Data in this exercise ▸
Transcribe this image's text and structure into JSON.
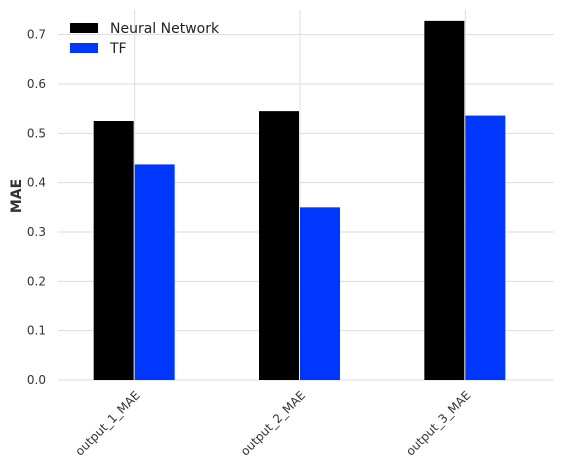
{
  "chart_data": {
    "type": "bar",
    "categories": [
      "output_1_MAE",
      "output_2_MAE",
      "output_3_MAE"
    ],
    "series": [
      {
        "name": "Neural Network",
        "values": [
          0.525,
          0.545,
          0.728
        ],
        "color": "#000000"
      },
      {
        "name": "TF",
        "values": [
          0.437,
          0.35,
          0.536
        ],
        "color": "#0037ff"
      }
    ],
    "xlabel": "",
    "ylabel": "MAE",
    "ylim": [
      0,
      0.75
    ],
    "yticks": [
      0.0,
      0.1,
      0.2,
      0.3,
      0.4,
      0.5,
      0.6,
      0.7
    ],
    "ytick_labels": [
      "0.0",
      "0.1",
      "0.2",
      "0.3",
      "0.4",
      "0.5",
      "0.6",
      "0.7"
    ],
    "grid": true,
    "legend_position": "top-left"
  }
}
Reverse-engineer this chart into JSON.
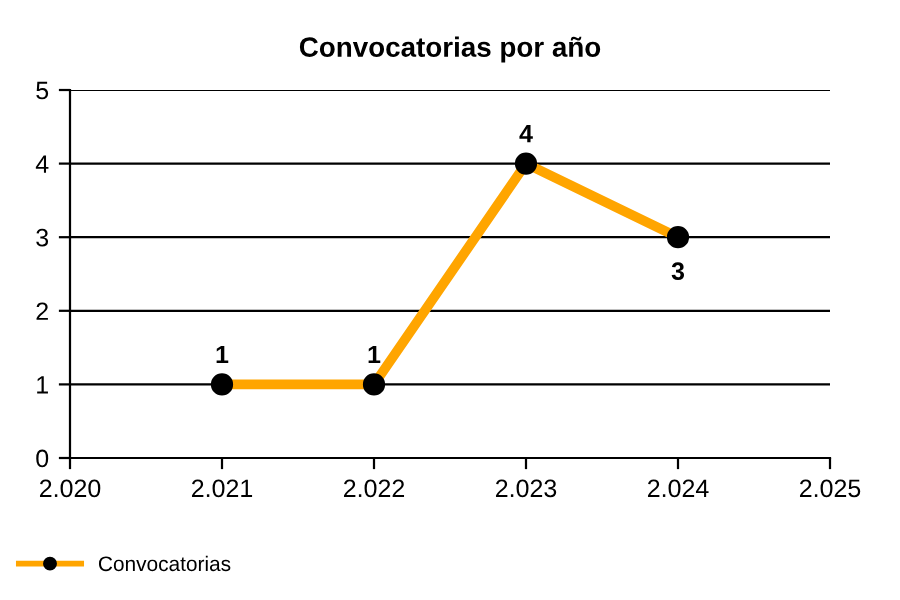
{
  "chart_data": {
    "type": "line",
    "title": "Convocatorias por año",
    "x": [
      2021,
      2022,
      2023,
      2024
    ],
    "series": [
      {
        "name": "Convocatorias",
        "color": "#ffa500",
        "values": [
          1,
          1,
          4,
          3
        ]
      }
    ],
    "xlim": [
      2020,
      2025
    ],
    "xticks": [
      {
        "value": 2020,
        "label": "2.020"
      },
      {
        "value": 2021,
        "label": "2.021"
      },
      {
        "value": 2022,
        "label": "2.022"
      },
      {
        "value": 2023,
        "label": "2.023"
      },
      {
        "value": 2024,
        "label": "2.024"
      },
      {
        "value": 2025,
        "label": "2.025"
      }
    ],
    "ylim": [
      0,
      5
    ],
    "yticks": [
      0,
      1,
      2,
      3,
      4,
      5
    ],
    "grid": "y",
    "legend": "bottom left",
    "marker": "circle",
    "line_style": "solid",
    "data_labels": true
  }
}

Task to carry out ▸ Working from the material above, transcribe it exactly while omitting pictures.

Answer to this problem ▸
Transcribe this image's text and structure into JSON.
{
  "chart_data": {
    "type": "bar",
    "categories": [
      "output_1_MAE",
      "output_2_MAE",
      "output_3_MAE"
    ],
    "series": [
      {
        "name": "Neural Network",
        "values": [
          0.525,
          0.545,
          0.728
        ],
        "color": "#000000"
      },
      {
        "name": "TF",
        "values": [
          0.437,
          0.35,
          0.536
        ],
        "color": "#0037ff"
      }
    ],
    "xlabel": "",
    "ylabel": "MAE",
    "ylim": [
      0,
      0.75
    ],
    "yticks": [
      0.0,
      0.1,
      0.2,
      0.3,
      0.4,
      0.5,
      0.6,
      0.7
    ],
    "ytick_labels": [
      "0.0",
      "0.1",
      "0.2",
      "0.3",
      "0.4",
      "0.5",
      "0.6",
      "0.7"
    ],
    "grid": true,
    "legend_position": "top-left"
  }
}
Reverse-engineer this chart into JSON.
{
  "chart_data": {
    "type": "line",
    "title": "Convocatorias por año",
    "x": [
      2021,
      2022,
      2023,
      2024
    ],
    "series": [
      {
        "name": "Convocatorias",
        "color": "#ffa500",
        "values": [
          1,
          1,
          4,
          3
        ]
      }
    ],
    "xlim": [
      2020,
      2025
    ],
    "xticks": [
      {
        "value": 2020,
        "label": "2.020"
      },
      {
        "value": 2021,
        "label": "2.021"
      },
      {
        "value": 2022,
        "label": "2.022"
      },
      {
        "value": 2023,
        "label": "2.023"
      },
      {
        "value": 2024,
        "label": "2.024"
      },
      {
        "value": 2025,
        "label": "2.025"
      }
    ],
    "ylim": [
      0,
      5
    ],
    "yticks": [
      0,
      1,
      2,
      3,
      4,
      5
    ],
    "grid": "y",
    "legend": "bottom left",
    "marker": "circle",
    "line_style": "solid",
    "data_labels": true
  }
}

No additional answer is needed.